» **Task inputs**
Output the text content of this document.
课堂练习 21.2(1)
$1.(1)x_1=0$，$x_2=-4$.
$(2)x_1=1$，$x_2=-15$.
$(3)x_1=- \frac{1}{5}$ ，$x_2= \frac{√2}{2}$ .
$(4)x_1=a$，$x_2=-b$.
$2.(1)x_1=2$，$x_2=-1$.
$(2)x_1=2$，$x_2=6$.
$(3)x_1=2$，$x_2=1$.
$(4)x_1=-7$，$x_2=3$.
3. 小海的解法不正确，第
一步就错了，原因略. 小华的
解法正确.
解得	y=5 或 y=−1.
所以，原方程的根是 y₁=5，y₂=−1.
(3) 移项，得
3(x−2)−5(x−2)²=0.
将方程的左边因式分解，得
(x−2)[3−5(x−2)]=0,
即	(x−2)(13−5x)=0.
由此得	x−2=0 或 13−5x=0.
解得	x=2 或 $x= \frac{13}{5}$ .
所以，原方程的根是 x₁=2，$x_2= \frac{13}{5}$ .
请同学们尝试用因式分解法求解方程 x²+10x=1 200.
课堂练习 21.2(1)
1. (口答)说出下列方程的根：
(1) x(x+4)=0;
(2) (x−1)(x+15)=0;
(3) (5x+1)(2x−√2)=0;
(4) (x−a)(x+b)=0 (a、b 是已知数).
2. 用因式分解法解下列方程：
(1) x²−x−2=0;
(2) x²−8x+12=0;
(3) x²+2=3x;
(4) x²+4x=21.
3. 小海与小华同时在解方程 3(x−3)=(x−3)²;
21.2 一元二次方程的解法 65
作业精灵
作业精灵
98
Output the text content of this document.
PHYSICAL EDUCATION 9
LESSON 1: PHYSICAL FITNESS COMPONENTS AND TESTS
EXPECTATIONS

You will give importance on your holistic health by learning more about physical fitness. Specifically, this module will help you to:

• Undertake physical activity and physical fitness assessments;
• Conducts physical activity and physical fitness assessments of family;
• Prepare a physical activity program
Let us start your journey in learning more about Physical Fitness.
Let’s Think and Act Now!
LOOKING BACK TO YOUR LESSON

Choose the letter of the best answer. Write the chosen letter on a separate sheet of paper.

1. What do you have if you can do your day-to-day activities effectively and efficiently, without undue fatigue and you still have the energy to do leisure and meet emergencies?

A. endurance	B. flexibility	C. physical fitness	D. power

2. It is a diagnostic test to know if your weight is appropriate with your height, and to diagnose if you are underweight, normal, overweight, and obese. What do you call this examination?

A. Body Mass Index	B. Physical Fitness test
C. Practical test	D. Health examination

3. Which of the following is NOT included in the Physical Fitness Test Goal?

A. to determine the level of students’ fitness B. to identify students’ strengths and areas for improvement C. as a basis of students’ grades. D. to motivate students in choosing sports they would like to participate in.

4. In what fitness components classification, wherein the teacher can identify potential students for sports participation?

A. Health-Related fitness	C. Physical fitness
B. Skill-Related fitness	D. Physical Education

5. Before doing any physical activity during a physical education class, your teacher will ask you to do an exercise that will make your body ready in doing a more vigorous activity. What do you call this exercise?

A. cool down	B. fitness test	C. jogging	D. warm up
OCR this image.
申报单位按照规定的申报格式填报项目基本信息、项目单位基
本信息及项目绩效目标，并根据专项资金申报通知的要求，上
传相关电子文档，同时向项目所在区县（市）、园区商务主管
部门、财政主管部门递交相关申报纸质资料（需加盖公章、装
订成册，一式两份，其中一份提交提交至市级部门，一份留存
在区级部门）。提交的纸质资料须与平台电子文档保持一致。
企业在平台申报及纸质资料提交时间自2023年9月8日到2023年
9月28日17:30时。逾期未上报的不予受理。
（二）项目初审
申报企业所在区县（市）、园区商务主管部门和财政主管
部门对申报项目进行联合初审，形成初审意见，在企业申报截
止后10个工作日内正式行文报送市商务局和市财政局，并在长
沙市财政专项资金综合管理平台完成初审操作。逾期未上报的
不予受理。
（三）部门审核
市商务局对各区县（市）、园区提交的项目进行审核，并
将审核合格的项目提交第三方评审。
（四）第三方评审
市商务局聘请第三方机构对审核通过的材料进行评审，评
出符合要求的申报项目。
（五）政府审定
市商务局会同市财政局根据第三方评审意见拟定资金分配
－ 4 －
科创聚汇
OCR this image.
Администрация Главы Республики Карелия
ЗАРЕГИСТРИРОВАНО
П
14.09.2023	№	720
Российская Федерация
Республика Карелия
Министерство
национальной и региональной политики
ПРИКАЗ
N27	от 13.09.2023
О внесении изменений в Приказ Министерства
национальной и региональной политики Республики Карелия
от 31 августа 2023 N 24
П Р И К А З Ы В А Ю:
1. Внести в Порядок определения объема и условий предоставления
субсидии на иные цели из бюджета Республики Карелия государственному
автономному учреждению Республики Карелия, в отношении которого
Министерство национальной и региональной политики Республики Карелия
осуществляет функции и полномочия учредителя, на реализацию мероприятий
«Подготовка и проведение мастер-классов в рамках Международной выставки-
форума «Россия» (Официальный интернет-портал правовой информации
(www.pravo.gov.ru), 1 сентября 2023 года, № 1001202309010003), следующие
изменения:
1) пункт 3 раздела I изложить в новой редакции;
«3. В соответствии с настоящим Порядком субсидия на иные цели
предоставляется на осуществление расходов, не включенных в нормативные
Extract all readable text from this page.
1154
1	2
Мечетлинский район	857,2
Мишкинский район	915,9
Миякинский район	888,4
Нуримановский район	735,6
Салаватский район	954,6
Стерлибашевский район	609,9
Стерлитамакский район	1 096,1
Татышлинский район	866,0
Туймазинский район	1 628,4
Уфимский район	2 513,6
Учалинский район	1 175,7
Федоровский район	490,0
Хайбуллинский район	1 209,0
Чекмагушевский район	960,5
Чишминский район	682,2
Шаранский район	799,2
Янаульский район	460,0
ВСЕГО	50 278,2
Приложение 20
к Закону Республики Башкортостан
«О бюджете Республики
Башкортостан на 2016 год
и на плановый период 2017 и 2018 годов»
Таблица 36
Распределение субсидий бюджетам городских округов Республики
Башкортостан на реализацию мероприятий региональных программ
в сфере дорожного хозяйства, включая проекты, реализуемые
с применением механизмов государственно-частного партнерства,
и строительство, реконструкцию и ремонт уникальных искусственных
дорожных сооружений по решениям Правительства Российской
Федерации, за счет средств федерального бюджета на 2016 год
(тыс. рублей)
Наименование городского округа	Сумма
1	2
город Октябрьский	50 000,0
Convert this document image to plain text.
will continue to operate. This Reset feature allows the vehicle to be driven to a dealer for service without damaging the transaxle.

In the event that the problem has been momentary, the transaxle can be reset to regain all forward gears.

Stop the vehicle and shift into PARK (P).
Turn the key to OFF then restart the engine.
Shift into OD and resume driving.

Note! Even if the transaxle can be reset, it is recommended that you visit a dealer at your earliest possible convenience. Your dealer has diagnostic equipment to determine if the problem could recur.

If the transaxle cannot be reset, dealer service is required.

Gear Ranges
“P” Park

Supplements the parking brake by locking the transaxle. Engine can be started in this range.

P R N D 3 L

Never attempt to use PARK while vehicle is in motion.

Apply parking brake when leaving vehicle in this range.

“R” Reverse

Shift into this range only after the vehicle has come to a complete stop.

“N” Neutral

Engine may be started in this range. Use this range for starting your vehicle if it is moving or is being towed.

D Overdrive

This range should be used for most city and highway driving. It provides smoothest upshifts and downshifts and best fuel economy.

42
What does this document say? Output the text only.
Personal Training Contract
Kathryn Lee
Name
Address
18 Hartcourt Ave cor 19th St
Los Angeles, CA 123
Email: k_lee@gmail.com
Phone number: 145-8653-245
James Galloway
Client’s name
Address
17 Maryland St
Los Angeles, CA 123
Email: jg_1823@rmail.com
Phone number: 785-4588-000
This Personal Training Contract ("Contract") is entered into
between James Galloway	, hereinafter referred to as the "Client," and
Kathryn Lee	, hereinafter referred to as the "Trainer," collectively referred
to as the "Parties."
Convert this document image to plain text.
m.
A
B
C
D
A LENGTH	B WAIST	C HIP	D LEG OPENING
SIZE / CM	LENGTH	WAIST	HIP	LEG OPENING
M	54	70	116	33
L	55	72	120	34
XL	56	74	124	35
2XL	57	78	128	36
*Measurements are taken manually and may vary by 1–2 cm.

» **Written instruction**
Display every line of the listing that contains the string "about".

» **Task response**
You will give importance on your holistic health by learning more about physical fitness. Specifically, this module will help you to:
Let us start your journey in learning more about Physical Fitness.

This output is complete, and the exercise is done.